AIM OF THE EXERCISE: Exactly reproduce the entries, dropping any pictures from your copy.

(Extracted data entries)
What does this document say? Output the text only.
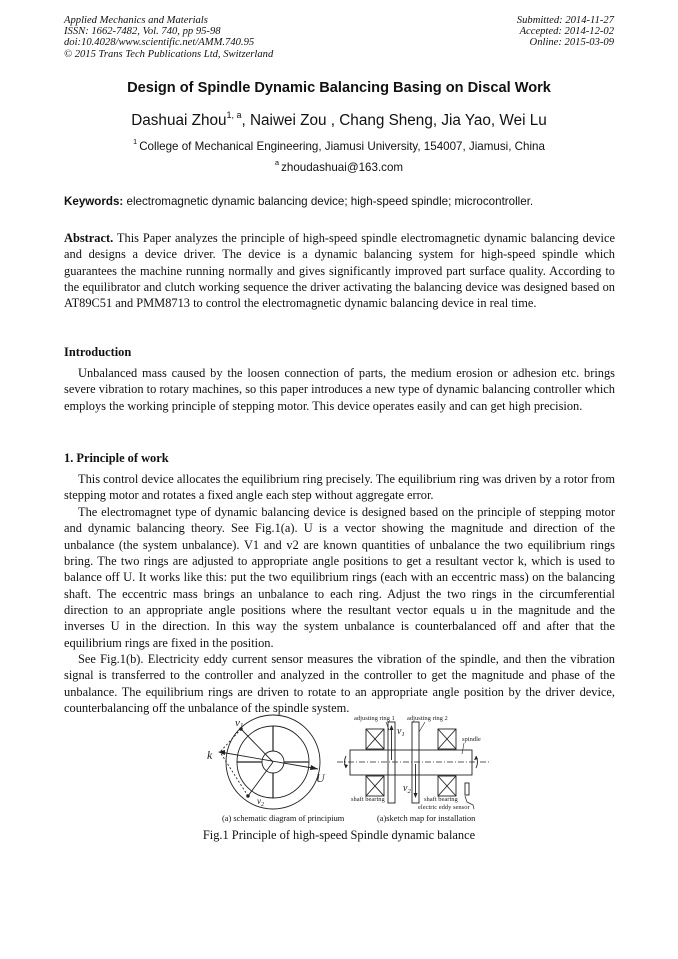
Applied Mechanics and Materials
ISSN: 1662-7482, Vol. 740, pp 95-98
doi:10.4028/www.scientific.net/AMM.740.95
© 2015 Trans Tech Publications Ltd, Switzerland
Submitted: 2014-11-27
Accepted: 2014-12-02
Online: 2015-03-09
Design of Spindle Dynamic Balancing Basing on Discal Work
Dashuai Zhou$^{1, a}$, Naiwei Zou , Chang Sheng, Jia Yao, Wei Lu
$^1$ College of Mechanical Engineering, Jiamusi University, 154007, Jiamusi, China
$^a$ zhoudashuai@163.com
Keywords: electromagnetic dynamic balancing device; high-speed spindle; microcontroller.
Abstract. This Paper analyzes the principle of high-speed spindle electromagnetic dynamic balancing device and designs a device driver. The device is a dynamic balancing system for high-speed spindle which guarantees the machine running normally and gives significantly improved part surface quality. According to the equilibrator and clutch working sequence the driver activating the balancing device was designed based on AT89C51 and PMM8713 to control the electromagnetic dynamic balancing device in real time.
Introduction
Unbalanced mass caused by the loosen connection of parts, the medium erosion or adhesion etc. brings severe vibration to rotary machines, so this paper introduces a new type of dynamic balancing controller which employs the working principle of stepping motor. This device operates easily and can get high precision.
1. Principle of work
This control device allocates the equilibrium ring precisely. The equilibrium ring was driven by a rotor from stepping motor and rotates a fixed angle each step without aggregate error.
The electromagnet type of dynamic balancing device is designed based on the principle of stepping motor and dynamic balancing theory. See Fig.1(a). U is a vector showing the magnitude and direction of the unbalance (the system unbalance). V1 and v2 are known quantities of unbalance the two equilibrium rings bring. The two rings are adjusted to appropriate angle positions to get a resultant vector k, which is used to balance off U. It works like this: put the two equilibrium rings (each with an eccentric mass) on the balancing shaft. The eccentric mass brings an unbalance to each ring. Adjust the two rings in the circumferential direction to an appropriate angle positions where the resultant vector equals u in the magnitude and the inverses U in the direction. In this way the system unbalance is counterbalanced off and after that the equilibrium rings are fixed in the position.
See Fig.1(b). Electricity eddy current sensor measures the vibration of the spindle, and then the vibration signal is transferred to the controller and analyzed in the controller to get the magnitude and phase of the unbalance. The equilibrium rings are driven to rotate to an appropriate angle position by the driver device, counterbalancing off the unbalance of the spindle system.
v1
k
U
$v_2$
adjusting ring 1 adjusting ring 2
$v_1$
spindle
$v_2$
shaft bearing	shaft bearing
electric eddy sensor
(a) schematic diagram of principium	(a)sketch map for installation
Fig.1 Principle of high-speed Spindle dynamic balance
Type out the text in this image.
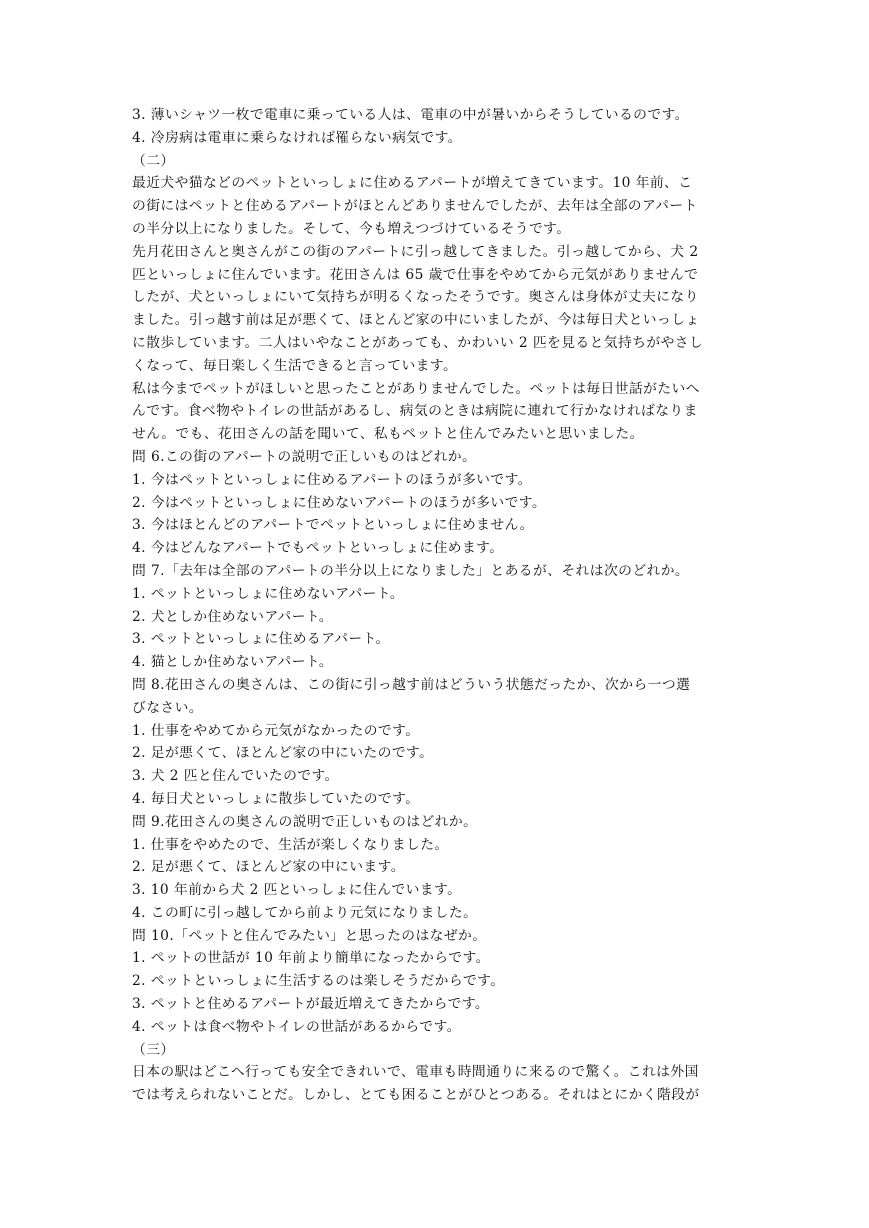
3. 薄いシャツ一枚で電車に乗っている人は、電車の中が暑いからそうしているのです。
4. 冷房病は電車に乗らなければ罹らない病気です。
（二）
最近犬や猫などのペットといっしょに住めるアパートが増えてきています。10 年前、こ
の街にはペットと住めるアパートがほとんどありませんでしたが、去年は全部のアパート
の半分以上になりました。そして、今も増えつづけているそうです。
先月花田さんと奥さんがこの街のアパートに引っ越してきました。引っ越してから、犬 2
匹といっしょに住んでいます。花田さんは 65 歳で仕事をやめてから元気がありませんで
したが、犬といっしょにいて気持ちが明るくなったそうです。奥さんは身体が丈夫になり
ました。引っ越す前は足が悪くて、ほとんど家の中にいましたが、今は毎日犬といっしょ
に散歩しています。二人はいやなことがあっても、かわいい 2 匹を見ると気持ちがやさし
くなって、毎日楽しく生活できると言っています。
私は今までペットがほしいと思ったことがありませんでした。ペットは毎日世話がたいへ
んです。食べ物やトイレの世話があるし、病気のときは病院に連れて行かなければなりま
せん。でも、花田さんの話を聞いて、私もペットと住んでみたいと思いました。
問 6.この街のアパートの説明で正しいものはどれか。
1. 今はペットといっしょに住めるアパートのほうが多いです。
2. 今はペットといっしょに住めないアパートのほうが多いです。
3. 今はほとんどのアパートでペットといっしょに住めません。
4. 今はどんなアパートでもペットといっしょに住めます。
問 7.「去年は全部のアパートの半分以上になりました」とあるが、それは次のどれか。
1. ペットといっしょに住めないアパート。
2. 犬としか住めないアパート。
3. ペットといっしょに住めるアパート。
4. 猫としか住めないアパート。
問 8.花田さんの奥さんは、この街に引っ越す前はどういう状態だったか、次から一つ選
びなさい。
1. 仕事をやめてから元気がなかったのです。
2. 足が悪くて、ほとんど家の中にいたのです。
3. 犬 2 匹と住んでいたのです。
4. 毎日犬といっしょに散歩していたのです。
問 9.花田さんの奥さんの説明で正しいものはどれか。
1. 仕事をやめたので、生活が楽しくなりました。
2. 足が悪くて、ほとんど家の中にいます。
3. 10 年前から犬 2 匹といっしょに住んでいます。
4. この町に引っ越してから前より元気になりました。
問 10.「ペットと住んでみたい」と思ったのはなぜか。
1. ペットの世話が 10 年前より簡単になったからです。
2. ペットといっしょに生活するのは楽しそうだからです。
3. ペットと住めるアパートが最近増えてきたからです。
4. ペットは食べ物やトイレの世話があるからです。
（三）
日本の駅はどこへ行っても安全できれいで、電車も時間通りに来るので驚く。これは外国
では考えられないことだ。しかし、とても困ることがひとつある。それはとにかく階段が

TASK OUTPUT:
What does this document say? Output the text only.
Applied Mechanics and Materials
ISSN: 1662-7482, Vol. 740, pp 95-98
doi:10.4028/www.scientific.net/AMM.740.95
© 2015 Trans Tech Publications Ltd, Switzerland
Submitted: 2014-11-27
Accepted: 2014-12-02
Online: 2015-03-09
Design of Spindle Dynamic Balancing Basing on Discal Work
Dashuai Zhou$^{1, a}$, Naiwei Zou , Chang Sheng, Jia Yao, Wei Lu
$^1$ College of Mechanical Engineering, Jiamusi University, 154007, Jiamusi, China
$^a$ zhoudashuai@163.com
Keywords: electromagnetic dynamic balancing device; high-speed spindle; microcontroller.
Abstract. This Paper analyzes the principle of high-speed spindle electromagnetic dynamic balancing device and designs a device driver. The device is a dynamic balancing system for high-speed spindle which guarantees the machine running normally and gives significantly improved part surface quality. According to the equilibrator and clutch working sequence the driver activating the balancing device was designed based on AT89C51 and PMM8713 to control the electromagnetic dynamic balancing device in real time.
Introduction
Unbalanced mass caused by the loosen connection of parts, the medium erosion or adhesion etc. brings severe vibration to rotary machines, so this paper introduces a new type of dynamic balancing controller which employs the working principle of stepping motor. This device operates easily and can get high precision.
1. Principle of work
This control device allocates the equilibrium ring precisely. The equilibrium ring was driven by a rotor from stepping motor and rotates a fixed angle each step without aggregate error.
The electromagnet type of dynamic balancing device is designed based on the principle of stepping motor and dynamic balancing theory. See Fig.1(a). U is a vector showing the magnitude and direction of the unbalance (the system unbalance). V1 and v2 are known quantities of unbalance the two equilibrium rings bring. The two rings are adjusted to appropriate angle positions to get a resultant vector k, which is used to balance off U. It works like this: put the two equilibrium rings (each with an eccentric mass) on the balancing shaft. The eccentric mass brings an unbalance to each ring. Adjust the two rings in the circumferential direction to an appropriate angle positions where the resultant vector equals u in the magnitude and the inverses U in the direction. In this way the system unbalance is counterbalanced off and after that the equilibrium rings are fixed in the position.
See Fig.1(b). Electricity eddy current sensor measures the vibration of the spindle, and then the vibration signal is transferred to the controller and analyzed in the controller to get the magnitude and phase of the unbalance. The equilibrium rings are driven to rotate to an appropriate angle position by the driver device, counterbalancing off the unbalance of the spindle system.
v1
k
U
$v_2$
adjusting ring 1 adjusting ring 2
$v_1$
spindle
$v_2$
shaft bearing	shaft bearing
electric eddy sensor
(a) schematic diagram of principium	(a)sketch map for installation
Fig.1 Principle of high-speed Spindle dynamic balance
Type out the text in this image.
3. 薄いシャツ一枚で電車に乗っている人は、電車の中が暑いからそうしているのです。
4. 冷房病は電車に乗らなければ罹らない病気です。
（二）
最近犬や猫などのペットといっしょに住めるアパートが増えてきています。10 年前、こ
の街にはペットと住めるアパートがほとんどありませんでしたが、去年は全部のアパート
の半分以上になりました。そして、今も増えつづけているそうです。
先月花田さんと奥さんがこの街のアパートに引っ越してきました。引っ越してから、犬 2
匹といっしょに住んでいます。花田さんは 65 歳で仕事をやめてから元気がありませんで
したが、犬といっしょにいて気持ちが明るくなったそうです。奥さんは身体が丈夫になり
ました。引っ越す前は足が悪くて、ほとんど家の中にいましたが、今は毎日犬といっしょ
に散歩しています。二人はいやなことがあっても、かわいい 2 匹を見ると気持ちがやさし
くなって、毎日楽しく生活できると言っています。
私は今までペットがほしいと思ったことがありませんでした。ペットは毎日世話がたいへ
んです。食べ物やトイレの世話があるし、病気のときは病院に連れて行かなければなりま
せん。でも、花田さんの話を聞いて、私もペットと住んでみたいと思いました。
問 6.この街のアパートの説明で正しいものはどれか。
1. 今はペットといっしょに住めるアパートのほうが多いです。
2. 今はペットといっしょに住めないアパートのほうが多いです。
3. 今はほとんどのアパートでペットといっしょに住めません。
4. 今はどんなアパートでもペットといっしょに住めます。
問 7.「去年は全部のアパートの半分以上になりました」とあるが、それは次のどれか。
1. ペットといっしょに住めないアパート。
2. 犬としか住めないアパート。
3. ペットといっしょに住めるアパート。
4. 猫としか住めないアパート。
問 8.花田さんの奥さんは、この街に引っ越す前はどういう状態だったか、次から一つ選
びなさい。
1. 仕事をやめてから元気がなかったのです。
2. 足が悪くて、ほとんど家の中にいたのです。
3. 犬 2 匹と住んでいたのです。
4. 毎日犬といっしょに散歩していたのです。
問 9.花田さんの奥さんの説明で正しいものはどれか。
1. 仕事をやめたので、生活が楽しくなりました。
2. 足が悪くて、ほとんど家の中にいます。
3. 10 年前から犬 2 匹といっしょに住んでいます。
4. この町に引っ越してから前より元気になりました。
問 10.「ペットと住んでみたい」と思ったのはなぜか。
1. ペットの世話が 10 年前より簡単になったからです。
2. ペットといっしょに生活するのは楽しそうだからです。
3. ペットと住めるアパートが最近増えてきたからです。
4. ペットは食べ物やトイレの世話があるからです。
（三）
日本の駅はどこへ行っても安全できれいで、電車も時間通りに来るので驚く。これは外国
では考えられないことだ。しかし、とても困ることがひとつある。それはとにかく階段が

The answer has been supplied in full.